Element boundary records:
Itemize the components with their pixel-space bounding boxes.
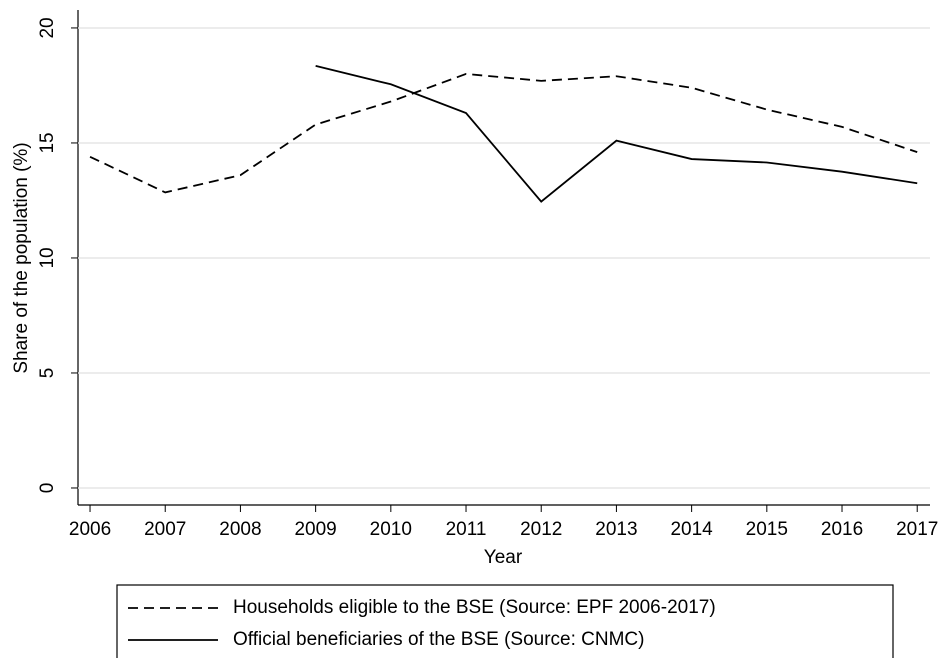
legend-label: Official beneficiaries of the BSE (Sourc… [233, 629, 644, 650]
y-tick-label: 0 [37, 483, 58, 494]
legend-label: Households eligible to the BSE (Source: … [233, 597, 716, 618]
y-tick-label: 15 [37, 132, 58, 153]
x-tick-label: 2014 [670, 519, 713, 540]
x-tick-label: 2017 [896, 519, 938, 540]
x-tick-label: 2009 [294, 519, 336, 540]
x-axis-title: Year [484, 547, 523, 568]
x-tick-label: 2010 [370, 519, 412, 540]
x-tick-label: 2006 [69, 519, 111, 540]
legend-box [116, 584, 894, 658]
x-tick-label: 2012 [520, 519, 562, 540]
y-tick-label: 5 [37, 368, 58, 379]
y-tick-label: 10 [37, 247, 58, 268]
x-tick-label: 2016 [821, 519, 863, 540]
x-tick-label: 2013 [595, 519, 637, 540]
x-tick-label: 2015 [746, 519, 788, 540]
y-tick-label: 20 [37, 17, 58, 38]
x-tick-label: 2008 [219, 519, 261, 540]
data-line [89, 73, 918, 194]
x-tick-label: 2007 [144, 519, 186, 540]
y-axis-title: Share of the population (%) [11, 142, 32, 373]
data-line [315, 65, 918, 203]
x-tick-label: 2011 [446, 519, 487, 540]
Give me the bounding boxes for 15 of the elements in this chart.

WRITTEN REQUEST.
Please copy every line above word for word, leaving out the pictures.

OUTPUT.
Itemize the components with their pixel-space bounding boxes.
legend-label: Official beneficiaries of the BSE (Sourc… [233, 629, 644, 650]
y-tick-label: 0 [37, 483, 58, 494]
legend-label: Households eligible to the BSE (Source: … [233, 597, 716, 618]
y-tick-label: 15 [37, 132, 58, 153]
x-tick-label: 2014 [670, 519, 713, 540]
x-tick-label: 2017 [896, 519, 938, 540]
x-tick-label: 2009 [294, 519, 336, 540]
x-axis-title: Year [484, 547, 523, 568]
x-tick-label: 2010 [370, 519, 412, 540]
x-tick-label: 2006 [69, 519, 111, 540]
legend-box [116, 584, 894, 658]
x-tick-label: 2012 [520, 519, 562, 540]
y-tick-label: 5 [37, 368, 58, 379]
y-tick-label: 10 [37, 247, 58, 268]
x-tick-label: 2016 [821, 519, 863, 540]
x-tick-label: 2013 [595, 519, 637, 540]
x-tick-label: 2015 [746, 519, 788, 540]
y-tick-label: 20 [37, 17, 58, 38]
x-tick-label: 2008 [219, 519, 261, 540]
data-line [89, 73, 918, 194]
x-tick-label: 2007 [144, 519, 186, 540]
y-axis-title: Share of the population (%) [11, 142, 32, 373]
data-line [315, 65, 918, 203]
x-tick-label: 2011 [446, 519, 487, 540]
Give me the bounding boxes for 15 of the elements in this chart.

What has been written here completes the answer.